== Exercise ==
Where a line holds the word "will", copy that line.

═══

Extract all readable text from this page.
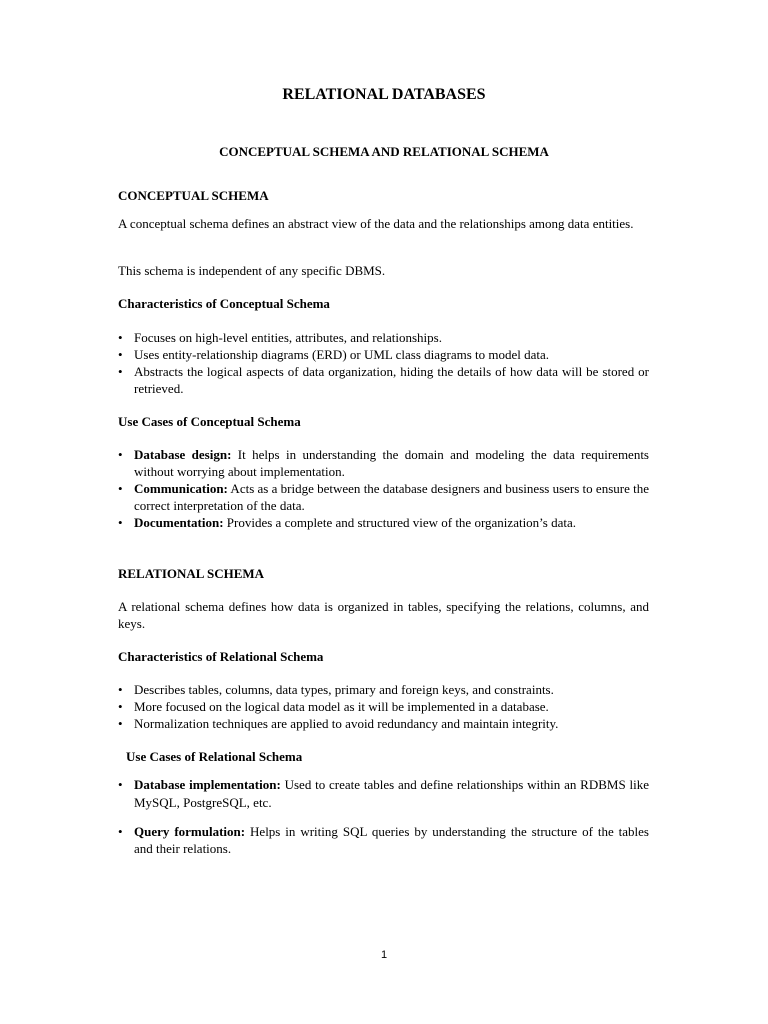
RELATIONAL DATABASES
CONCEPTUAL SCHEMA AND RELATIONAL SCHEMA
CONCEPTUAL SCHEMA
A conceptual schema defines an abstract view of the data and the relationships among data entities.
This schema is independent of any specific DBMS.
Characteristics of Conceptual Schema
• Focuses on high-level entities, attributes, and relationships.
• Uses entity-relationship diagrams (ERD) or UML class diagrams to model data.
• Abstracts the logical aspects of data organization, hiding the details of how data will be stored or retrieved.
Use Cases of Conceptual Schema
• Database design: It helps in understanding the domain and modeling the data requirements without worrying about implementation.
• Communication: Acts as a bridge between the database designers and business users to ensure the correct interpretation of the data.
• Documentation: Provides a complete and structured view of the organization’s data.
RELATIONAL SCHEMA
A relational schema defines how data is organized in tables, specifying the relations, columns, and keys.
Characteristics of Relational Schema
• Describes tables, columns, data types, primary and foreign keys, and constraints.
• More focused on the logical data model as it will be implemented in a database.
• Normalization techniques are applied to avoid redundancy and maintain integrity.
Use Cases of Relational Schema
• Database implementation: Used to create tables and define relationships within an RDBMS like MySQL, PostgreSQL, etc.
• Query formulation: Helps in writing SQL queries by understanding the structure of the tables and their relations.
1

═══

== Correct answer ==
• Abstracts the logical aspects of data organization, hiding the details of how data will be stored or retrieved.
• More focused on the logical data model as it will be implemented in a database.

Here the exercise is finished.